---------- Records for the task ----------

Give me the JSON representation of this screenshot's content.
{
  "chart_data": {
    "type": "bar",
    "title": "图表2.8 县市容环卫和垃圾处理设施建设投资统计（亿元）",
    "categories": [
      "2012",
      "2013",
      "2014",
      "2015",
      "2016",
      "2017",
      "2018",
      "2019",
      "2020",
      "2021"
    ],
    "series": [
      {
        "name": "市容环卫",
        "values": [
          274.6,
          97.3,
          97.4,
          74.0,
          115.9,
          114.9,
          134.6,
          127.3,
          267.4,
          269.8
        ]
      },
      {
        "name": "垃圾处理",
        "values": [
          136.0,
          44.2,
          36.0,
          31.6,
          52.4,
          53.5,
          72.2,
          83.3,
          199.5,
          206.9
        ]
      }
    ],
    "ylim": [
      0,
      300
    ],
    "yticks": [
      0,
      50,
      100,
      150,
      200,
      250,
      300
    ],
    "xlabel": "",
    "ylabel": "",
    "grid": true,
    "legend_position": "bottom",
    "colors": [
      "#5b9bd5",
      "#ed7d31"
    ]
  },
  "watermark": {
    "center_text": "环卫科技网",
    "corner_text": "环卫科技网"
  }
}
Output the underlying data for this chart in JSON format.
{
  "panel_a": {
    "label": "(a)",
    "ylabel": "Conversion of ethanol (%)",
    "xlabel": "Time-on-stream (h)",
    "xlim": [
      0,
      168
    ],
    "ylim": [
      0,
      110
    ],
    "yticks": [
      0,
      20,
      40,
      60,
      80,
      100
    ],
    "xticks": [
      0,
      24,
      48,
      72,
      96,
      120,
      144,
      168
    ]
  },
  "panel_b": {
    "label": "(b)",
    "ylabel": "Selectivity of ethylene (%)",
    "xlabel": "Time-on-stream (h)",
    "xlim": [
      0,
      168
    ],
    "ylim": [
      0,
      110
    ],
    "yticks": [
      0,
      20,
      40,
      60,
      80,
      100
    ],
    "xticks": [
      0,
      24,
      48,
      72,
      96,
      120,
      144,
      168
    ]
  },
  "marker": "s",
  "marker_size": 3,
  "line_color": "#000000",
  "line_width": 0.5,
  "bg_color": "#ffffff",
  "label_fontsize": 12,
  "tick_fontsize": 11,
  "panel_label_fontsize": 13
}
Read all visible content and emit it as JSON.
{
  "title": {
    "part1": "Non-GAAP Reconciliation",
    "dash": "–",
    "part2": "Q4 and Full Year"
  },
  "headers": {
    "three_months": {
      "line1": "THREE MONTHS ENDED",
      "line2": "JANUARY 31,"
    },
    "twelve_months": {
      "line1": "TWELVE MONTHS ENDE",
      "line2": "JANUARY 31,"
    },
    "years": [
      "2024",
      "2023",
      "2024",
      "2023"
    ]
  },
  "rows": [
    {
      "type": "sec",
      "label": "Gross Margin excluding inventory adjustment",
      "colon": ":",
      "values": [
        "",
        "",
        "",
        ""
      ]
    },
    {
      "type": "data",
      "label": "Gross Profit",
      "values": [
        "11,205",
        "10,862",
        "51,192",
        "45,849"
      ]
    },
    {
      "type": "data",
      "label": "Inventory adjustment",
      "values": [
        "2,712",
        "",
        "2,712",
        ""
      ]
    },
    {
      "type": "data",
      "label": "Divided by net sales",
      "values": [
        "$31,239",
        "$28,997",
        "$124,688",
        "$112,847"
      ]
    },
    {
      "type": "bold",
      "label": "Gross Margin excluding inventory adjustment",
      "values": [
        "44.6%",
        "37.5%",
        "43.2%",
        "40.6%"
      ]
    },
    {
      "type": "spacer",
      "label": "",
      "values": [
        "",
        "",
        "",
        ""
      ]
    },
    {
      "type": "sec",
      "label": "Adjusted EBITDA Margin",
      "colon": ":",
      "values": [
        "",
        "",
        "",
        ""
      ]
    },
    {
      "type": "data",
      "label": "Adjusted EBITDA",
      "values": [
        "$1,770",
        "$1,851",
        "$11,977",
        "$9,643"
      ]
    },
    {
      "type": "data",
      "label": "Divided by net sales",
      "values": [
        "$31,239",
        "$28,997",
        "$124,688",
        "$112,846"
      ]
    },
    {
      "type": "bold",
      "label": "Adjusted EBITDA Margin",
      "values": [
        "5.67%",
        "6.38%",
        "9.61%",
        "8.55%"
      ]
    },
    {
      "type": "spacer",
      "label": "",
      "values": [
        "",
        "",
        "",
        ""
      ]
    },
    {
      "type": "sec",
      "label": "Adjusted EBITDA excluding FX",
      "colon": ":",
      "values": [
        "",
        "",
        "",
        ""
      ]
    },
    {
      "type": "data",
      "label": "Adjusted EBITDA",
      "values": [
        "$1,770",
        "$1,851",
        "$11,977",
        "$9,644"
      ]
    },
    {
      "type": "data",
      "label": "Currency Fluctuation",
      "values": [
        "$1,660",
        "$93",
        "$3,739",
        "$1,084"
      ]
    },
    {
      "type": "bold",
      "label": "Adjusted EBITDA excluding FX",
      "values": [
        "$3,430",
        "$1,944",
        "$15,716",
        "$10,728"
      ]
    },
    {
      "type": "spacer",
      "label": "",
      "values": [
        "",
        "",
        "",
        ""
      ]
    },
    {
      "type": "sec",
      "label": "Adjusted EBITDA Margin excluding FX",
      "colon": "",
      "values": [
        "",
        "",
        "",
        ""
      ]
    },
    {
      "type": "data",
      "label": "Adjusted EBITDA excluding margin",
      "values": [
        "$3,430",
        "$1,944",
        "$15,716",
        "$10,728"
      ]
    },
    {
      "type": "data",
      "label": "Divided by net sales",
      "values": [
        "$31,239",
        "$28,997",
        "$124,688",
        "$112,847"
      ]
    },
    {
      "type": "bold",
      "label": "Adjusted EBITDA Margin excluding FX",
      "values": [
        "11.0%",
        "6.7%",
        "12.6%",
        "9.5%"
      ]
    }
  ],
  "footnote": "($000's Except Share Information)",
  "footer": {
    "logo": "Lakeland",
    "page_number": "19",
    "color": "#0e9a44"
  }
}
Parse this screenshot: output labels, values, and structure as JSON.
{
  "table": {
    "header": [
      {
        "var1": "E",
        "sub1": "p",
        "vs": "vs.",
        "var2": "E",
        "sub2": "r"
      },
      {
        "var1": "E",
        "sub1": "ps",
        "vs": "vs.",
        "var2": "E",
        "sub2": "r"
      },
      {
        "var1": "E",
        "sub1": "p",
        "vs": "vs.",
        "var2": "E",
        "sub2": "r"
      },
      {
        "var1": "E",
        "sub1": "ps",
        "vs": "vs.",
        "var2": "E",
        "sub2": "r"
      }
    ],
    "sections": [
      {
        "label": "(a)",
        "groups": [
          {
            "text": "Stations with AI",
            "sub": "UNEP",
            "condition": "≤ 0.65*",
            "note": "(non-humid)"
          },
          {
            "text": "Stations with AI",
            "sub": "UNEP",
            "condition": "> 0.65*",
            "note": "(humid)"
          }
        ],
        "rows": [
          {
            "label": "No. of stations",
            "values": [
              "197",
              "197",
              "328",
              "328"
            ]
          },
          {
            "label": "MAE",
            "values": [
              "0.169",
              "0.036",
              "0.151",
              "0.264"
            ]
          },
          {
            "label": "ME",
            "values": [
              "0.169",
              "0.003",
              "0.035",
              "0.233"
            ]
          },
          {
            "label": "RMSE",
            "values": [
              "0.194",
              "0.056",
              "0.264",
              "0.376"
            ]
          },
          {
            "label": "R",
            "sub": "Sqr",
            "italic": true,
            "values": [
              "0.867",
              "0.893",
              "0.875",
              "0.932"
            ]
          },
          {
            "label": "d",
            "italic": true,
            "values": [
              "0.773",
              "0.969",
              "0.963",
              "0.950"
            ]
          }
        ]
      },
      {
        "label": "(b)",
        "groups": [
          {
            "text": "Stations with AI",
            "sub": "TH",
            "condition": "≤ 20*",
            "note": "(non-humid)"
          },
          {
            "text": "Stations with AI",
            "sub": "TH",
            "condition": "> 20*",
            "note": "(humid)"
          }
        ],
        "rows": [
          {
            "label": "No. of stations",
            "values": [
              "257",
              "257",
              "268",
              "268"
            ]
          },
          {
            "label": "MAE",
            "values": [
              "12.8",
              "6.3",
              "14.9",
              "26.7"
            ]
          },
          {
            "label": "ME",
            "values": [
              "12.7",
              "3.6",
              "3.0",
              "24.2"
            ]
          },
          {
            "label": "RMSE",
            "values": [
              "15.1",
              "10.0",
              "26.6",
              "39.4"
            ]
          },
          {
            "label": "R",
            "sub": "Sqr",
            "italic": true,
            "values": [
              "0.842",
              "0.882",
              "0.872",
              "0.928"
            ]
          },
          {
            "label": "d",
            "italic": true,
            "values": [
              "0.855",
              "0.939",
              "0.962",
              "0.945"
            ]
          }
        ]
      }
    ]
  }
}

----------

Written request
Identify every line above with the string "JSON" in it. Copy those lines.

Answer to the exercise
Give me the JSON representation of this screenshot's content.
Output the underlying data for this chart in JSON format.
Read all visible content and emit it as JSON.
Parse this screenshot: output labels, values, and structure as JSON.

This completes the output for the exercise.